▸ The problem: From the entries that follow, gather each line holding the word "Contact".

▸ Records shown:
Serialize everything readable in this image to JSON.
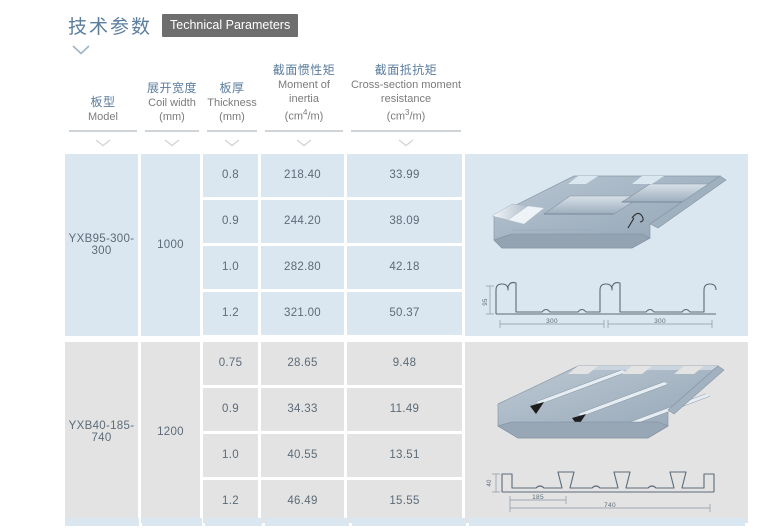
{
  "header": {
    "title_cn": "技术参数",
    "title_badge": "Technical Parameters",
    "expand_icon": "chevron-down-icon"
  },
  "table": {
    "columns": [
      {
        "cn": "板型",
        "en": "Model",
        "unit": ""
      },
      {
        "cn": "展开宽度",
        "en": "Coil width",
        "unit": "(mm)"
      },
      {
        "cn": "板厚",
        "en": "Thickness",
        "unit": "(mm)"
      },
      {
        "cn": "截面惯性矩",
        "en": "Moment of inertia",
        "unit_pre": "(cm",
        "unit_sup": "4",
        "unit_post": "/m)"
      },
      {
        "cn": "截面抵抗矩",
        "en": "Cross-section moment resistance",
        "unit_pre": "(cm",
        "unit_sup": "3",
        "unit_post": "/m)"
      },
      {
        "cn": "",
        "en": "",
        "unit": ""
      }
    ],
    "column_filter_icon": "chevron-down-icon",
    "groups": [
      {
        "model": "YXB95-300-300",
        "coil_width": "1000",
        "theme": "blue",
        "rows": [
          {
            "thickness": "0.8",
            "inertia": "218.40",
            "resistance": "33.99"
          },
          {
            "thickness": "0.9",
            "inertia": "244.20",
            "resistance": "38.09"
          },
          {
            "thickness": "1.0",
            "inertia": "282.80",
            "resistance": "42.18"
          },
          {
            "thickness": "1.2",
            "inertia": "321.00",
            "resistance": "50.37"
          }
        ],
        "figure": {
          "type": "deck-profile-95",
          "height_label": "95",
          "span_labels": [
            "300",
            "300"
          ]
        }
      },
      {
        "model": "YXB40-185-740",
        "coil_width": "1200",
        "theme": "gray",
        "rows": [
          {
            "thickness": "0.75",
            "inertia": "28.65",
            "resistance": "9.48"
          },
          {
            "thickness": "0.9",
            "inertia": "34.33",
            "resistance": "11.49"
          },
          {
            "thickness": "1.0",
            "inertia": "40.55",
            "resistance": "13.51"
          },
          {
            "thickness": "1.2",
            "inertia": "46.49",
            "resistance": "15.55"
          }
        ],
        "figure": {
          "type": "deck-profile-40",
          "height_label": "40",
          "span_labels": [
            "185",
            "740"
          ]
        }
      }
    ]
  },
  "colors": {
    "row_blue": "#dbe7f0",
    "row_gray": "#e3e3e3",
    "header_cn": "#5b7d9e",
    "header_en": "#7b7b7b",
    "badge_bg": "#6e6e6e",
    "cell_text": "#5c6b78"
  }
}
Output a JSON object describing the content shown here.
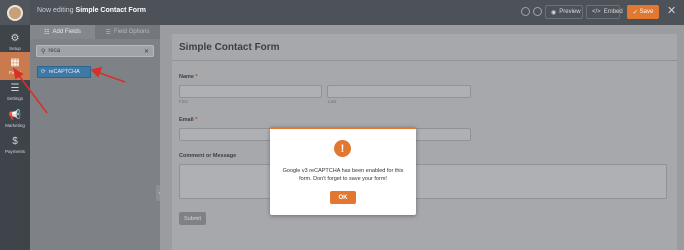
{
  "header": {
    "title_prefix": "Now editing",
    "title_form": "Simple Contact Form",
    "preview_label": "Preview",
    "embed_label": "Embed",
    "save_label": "Save"
  },
  "nav": {
    "items": [
      {
        "label": "Setup",
        "icon": "gear-icon"
      },
      {
        "label": "Fields",
        "icon": "fields-icon",
        "active": true
      },
      {
        "label": "Settings",
        "icon": "sliders-icon"
      },
      {
        "label": "Marketing",
        "icon": "megaphone-icon"
      },
      {
        "label": "Payments",
        "icon": "dollar-icon"
      }
    ]
  },
  "panel": {
    "tab_add": "Add Fields",
    "tab_options": "Field Options",
    "search_value": "reca",
    "result_label": "reCAPTCHA"
  },
  "form": {
    "title": "Simple Contact Form",
    "name_label": "Name",
    "first_label": "First",
    "last_label": "Last",
    "email_label": "Email",
    "comment_label": "Comment or Message",
    "required_mark": "*",
    "submit_label": "Submit"
  },
  "modal": {
    "message": "Google v3 reCAPTCHA has been enabled for this form. Don't forget to save your form!",
    "ok_label": "OK"
  },
  "colors": {
    "accent": "#e27730",
    "field_button": "#3f79a6",
    "arrow": "#d6302a"
  }
}
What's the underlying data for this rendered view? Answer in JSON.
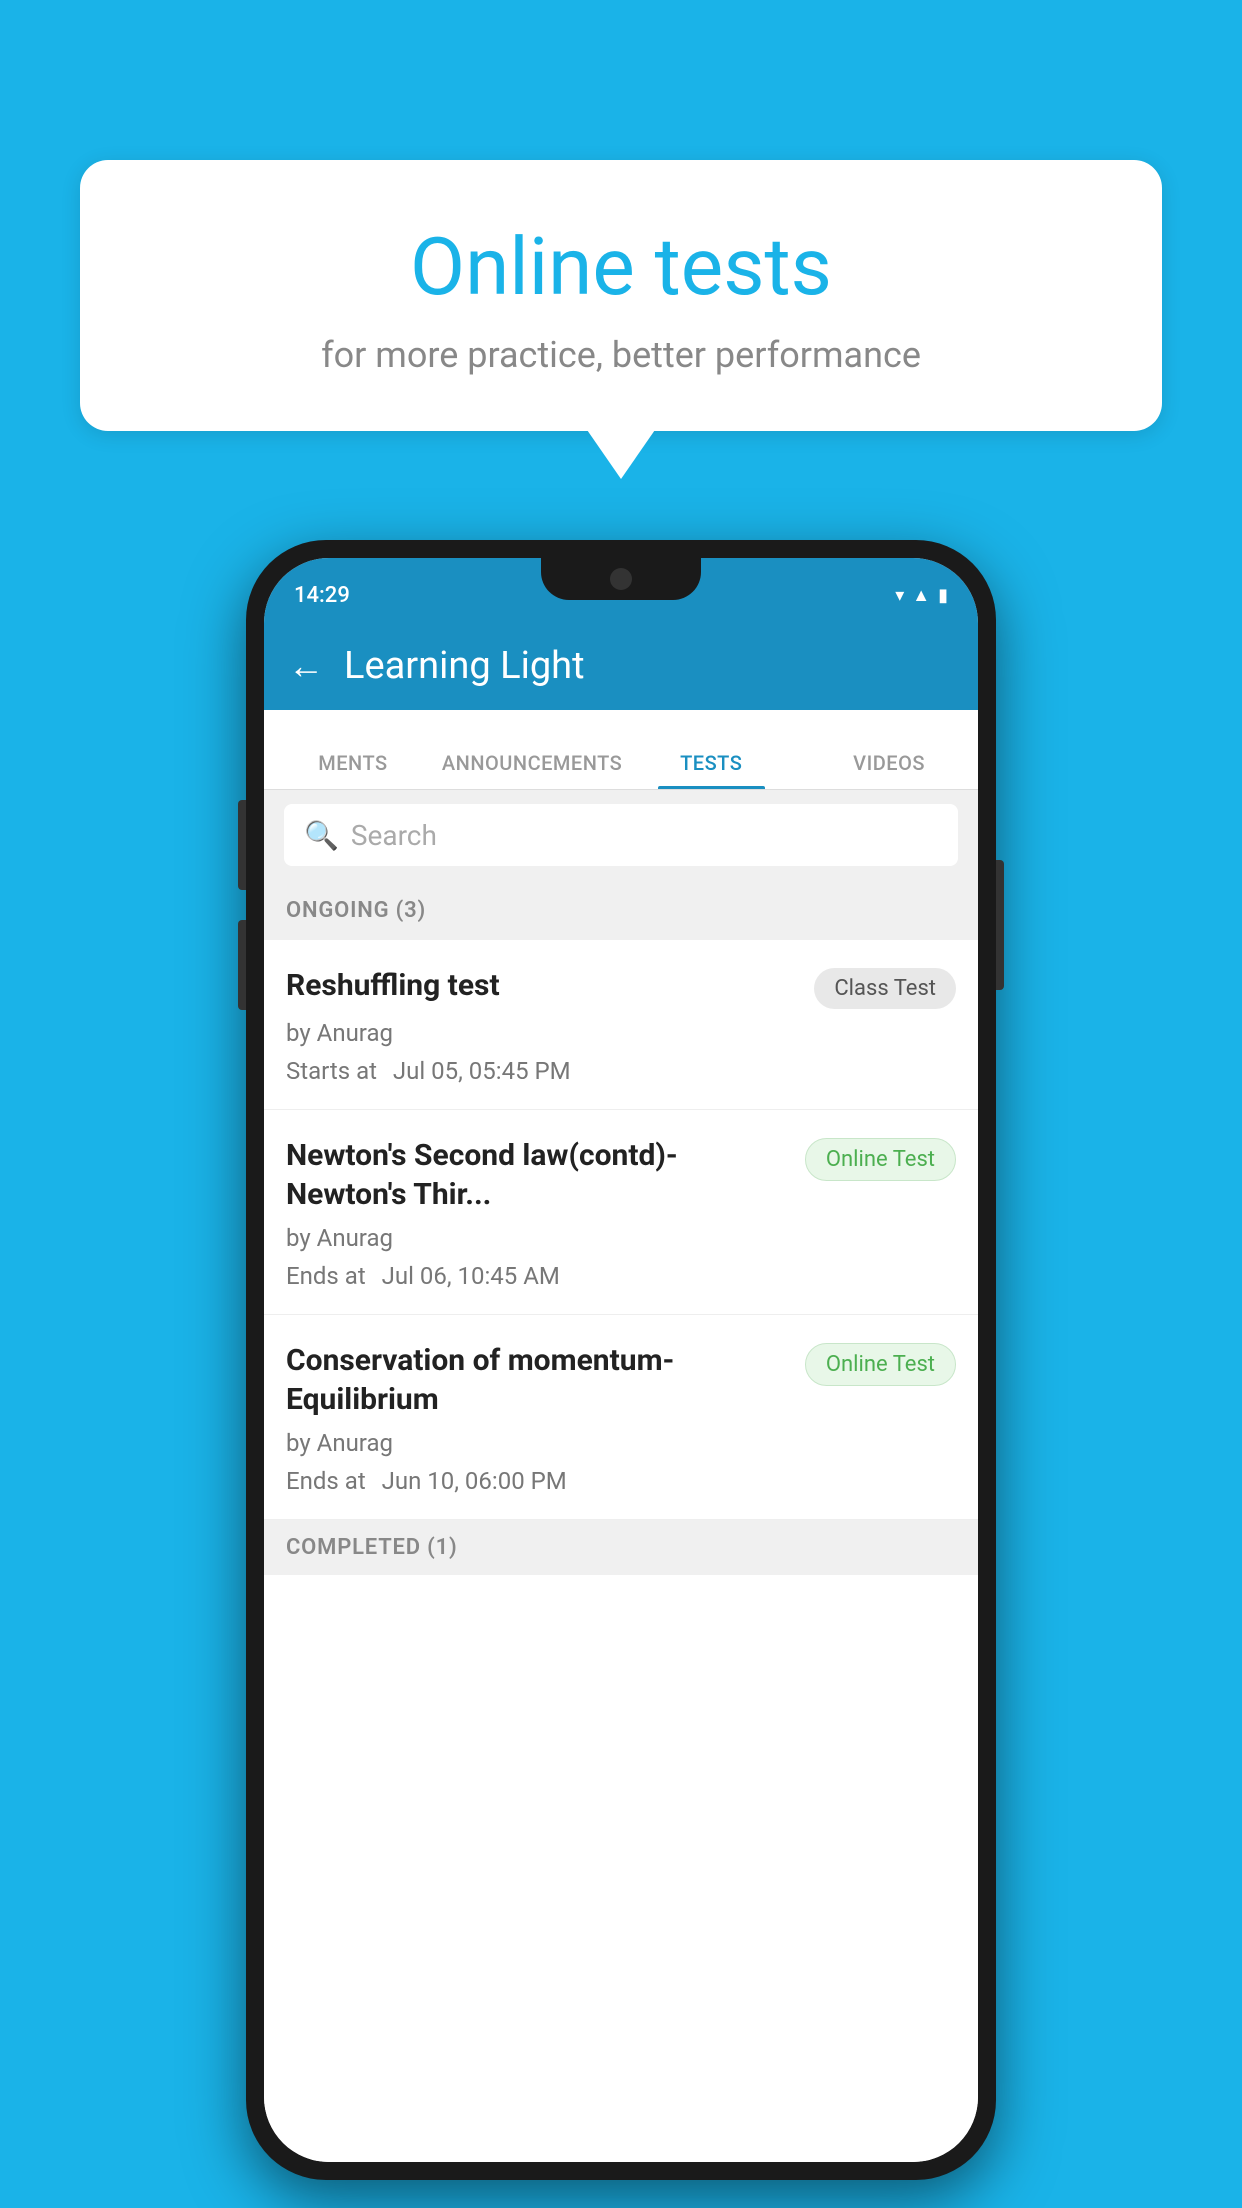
{
  "background": {
    "color": "#1ab3e8"
  },
  "bubble": {
    "title": "Online tests",
    "subtitle": "for more practice, better performance"
  },
  "status_bar": {
    "time": "14:29",
    "icons": [
      "wifi",
      "signal",
      "battery"
    ]
  },
  "app_bar": {
    "back_label": "←",
    "title": "Learning Light"
  },
  "tabs": [
    {
      "label": "MENTS",
      "active": false
    },
    {
      "label": "ANNOUNCEMENTS",
      "active": false
    },
    {
      "label": "TESTS",
      "active": true
    },
    {
      "label": "VIDEOS",
      "active": false
    }
  ],
  "search": {
    "placeholder": "Search"
  },
  "ongoing_section": {
    "label": "ONGOING (3)"
  },
  "tests": [
    {
      "name": "Reshuffling test",
      "badge": "Class Test",
      "badge_type": "class",
      "by": "by Anurag",
      "date_label": "Starts at",
      "date": "Jul 05, 05:45 PM"
    },
    {
      "name": "Newton's Second law(contd)-Newton's Thir...",
      "badge": "Online Test",
      "badge_type": "online",
      "by": "by Anurag",
      "date_label": "Ends at",
      "date": "Jul 06, 10:45 AM"
    },
    {
      "name": "Conservation of momentum-Equilibrium",
      "badge": "Online Test",
      "badge_type": "online",
      "by": "by Anurag",
      "date_label": "Ends at",
      "date": "Jun 10, 06:00 PM"
    }
  ],
  "completed_section": {
    "label": "COMPLETED (1)"
  }
}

▸ The completed task:
    "title_form": "Simple Contact Form",
    "title": "Simple Contact Form",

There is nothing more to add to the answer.